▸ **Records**
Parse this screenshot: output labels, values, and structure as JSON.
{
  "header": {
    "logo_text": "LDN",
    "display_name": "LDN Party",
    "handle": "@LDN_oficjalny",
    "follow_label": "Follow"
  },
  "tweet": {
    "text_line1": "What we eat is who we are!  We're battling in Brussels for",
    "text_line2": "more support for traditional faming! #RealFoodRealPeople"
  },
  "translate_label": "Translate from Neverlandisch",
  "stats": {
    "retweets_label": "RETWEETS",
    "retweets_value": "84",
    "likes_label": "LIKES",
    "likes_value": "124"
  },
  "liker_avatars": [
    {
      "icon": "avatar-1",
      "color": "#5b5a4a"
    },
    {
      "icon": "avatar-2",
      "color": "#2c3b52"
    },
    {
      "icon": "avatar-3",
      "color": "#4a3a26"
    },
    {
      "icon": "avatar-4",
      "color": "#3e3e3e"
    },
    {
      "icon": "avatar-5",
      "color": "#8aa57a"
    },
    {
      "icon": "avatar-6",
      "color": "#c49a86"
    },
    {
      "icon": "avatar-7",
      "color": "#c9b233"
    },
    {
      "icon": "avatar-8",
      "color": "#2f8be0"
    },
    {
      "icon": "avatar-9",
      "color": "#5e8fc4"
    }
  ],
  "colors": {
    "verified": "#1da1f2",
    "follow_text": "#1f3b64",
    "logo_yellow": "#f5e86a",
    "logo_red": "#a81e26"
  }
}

▸ **SHORT PROBLEM**
Write the material out exactly, with nothing left out.

▸ **FULL RESPONSE**
Parse this screenshot: output labels, values, and structure as JSON.
{
  "header": {
    "logo_text": "LDN",
    "display_name": "LDN Party",
    "handle": "@LDN_oficjalny",
    "follow_label": "Follow"
  },
  "tweet": {
    "text_line1": "What we eat is who we are!  We're battling in Brussels for",
    "text_line2": "more support for traditional faming! #RealFoodRealPeople"
  },
  "translate_label": "Translate from Neverlandisch",
  "stats": {
    "retweets_label": "RETWEETS",
    "retweets_value": "84",
    "likes_label": "LIKES",
    "likes_value": "124"
  },
  "liker_avatars": [
    {
      "icon": "avatar-1",
      "color": "#5b5a4a"
    },
    {
      "icon": "avatar-2",
      "color": "#2c3b52"
    },
    {
      "icon": "avatar-3",
      "color": "#4a3a26"
    },
    {
      "icon": "avatar-4",
      "color": "#3e3e3e"
    },
    {
      "icon": "avatar-5",
      "color": "#8aa57a"
    },
    {
      "icon": "avatar-6",
      "color": "#c49a86"
    },
    {
      "icon": "avatar-7",
      "color": "#c9b233"
    },
    {
      "icon": "avatar-8",
      "color": "#2f8be0"
    },
    {
      "icon": "avatar-9",
      "color": "#5e8fc4"
    }
  ],
  "colors": {
    "verified": "#1da1f2",
    "follow_text": "#1f3b64",
    "logo_yellow": "#f5e86a",
    "logo_red": "#a81e26"
  }
}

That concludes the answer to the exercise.